→ Source passage

Hooser v. Baltimore & Ohio Railroad Co.

Decision Date24 September 1959
Docket NumberNo. IP 58-C-29,58-C-49.,IP 58-C-29
Citation177 F. Supp. 186
PartiesLafayette A. HOOSER and Ben Chace, Plaintiffs v. BALTIMORE & OHIO RAILROAD CO., a corporation, Defendant and Brotherhood of Locomotive Firemen and Enginemen, Intervening Defendant. Fred H. SHIELS, R. D. Vernon, and Keith U. Clark, Plaintiffs v. L. Roy SMITH, individually and as representative of members of the Brotherhood of Locomotive Firemen and Enginemen, and its Local 762 and BALTIMORE & OHIO RAILROAD CO., Defendants.
CourtU.S. District Court — Southern District of Indiana

George Rose, Indianapolis, Ind., for plaintiffs.

Martz, Beattey & Wallace, Indianapolis, Ind., for defendants.

Harold C. Heiss and Russell B. Day, Cleveland, Ohio, and Grabill & Baker, Indianapolis, Ind., for intervening defendant.

STECKLER, Chief Judge.

The complaint in Cause No. IP 58-C-29 was filed February 10, 1958, and that in cause No. IP 58-C-49 was filed March 21, 1958. Since both complaints assert rights dependent upon the same agreements and present common questions of law, the court under Rule 42(a), Federal Rules of Civil Procedure, 28 U.S.C., consolidates the two cases for the purpose of judgment.

The plaintiffs claim rights under the Railway Labor Act (45 U.S.C.A. § 151 et seq.), and, hence, the court has jurisdiction of both controversies as civil actions arising under a federal statute regulating and protecting commerce (28 U.S.C. § 1337). General Committee of Adjustment of Brotherhood of Locomotive Engineers v. Missouri-Kansas-Texas Railroad Co., 5 Cir., 132 F.2d 91, reversed on other grounds, 320 U.S. 323, 64 S.Ct. 146, 88 L.Ed. 76.

→ Your tasks
1. Reproduce the court opinion word for word between "Decision Date24 September" and "for intervening defendant.", inclusive.
2. According to the court opinion, under which rule does the court consolidate the two cases for the purpose of judgment?

→ Information supplied
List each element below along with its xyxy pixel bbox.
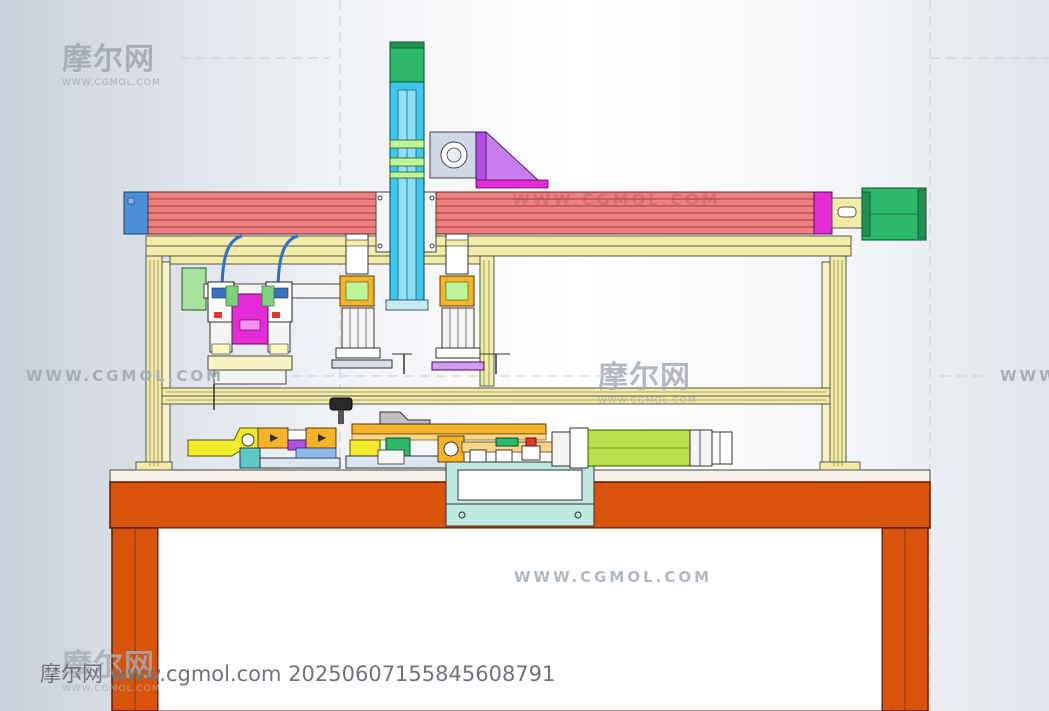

→ Task results
1.
Decision Date24 September 1959
Docket NumberNo. IP 58-C-29,58-C-49.,IP 58-C-29
Citation177 F. Supp. 186
PartiesLafayette A. HOOSER and Ben Chace, Plaintiffs v. BALTIMORE & OHIO RAILROAD CO., a corporation, Defendant and Brotherhood of Locomotive Firemen and Enginemen, Intervening Defendant. Fred H. SHIELS, R. D. Vernon, and Keith U. Clark, Plaintiffs v. L. Roy SMITH, individually and as representative of members of the Brotherhood of Locomotive Firemen and Enginemen, and its Local 762 and BALTIMORE & OHIO RAILROAD CO., Defendants.
CourtU.S. District Court — Southern District of Indiana

George Rose, Indianapolis, Ind., for plaintiffs.

Martz, Beattey & Wallace, Indianapolis, Ind., for defendants.

Harold C. Heiss and Russell B. Day, Cleveland, Ohio, and Grabill & Baker, Indianapolis, Ind., for intervening defendant.

2. Rule 42(a), Federal Rules of Civil Procedure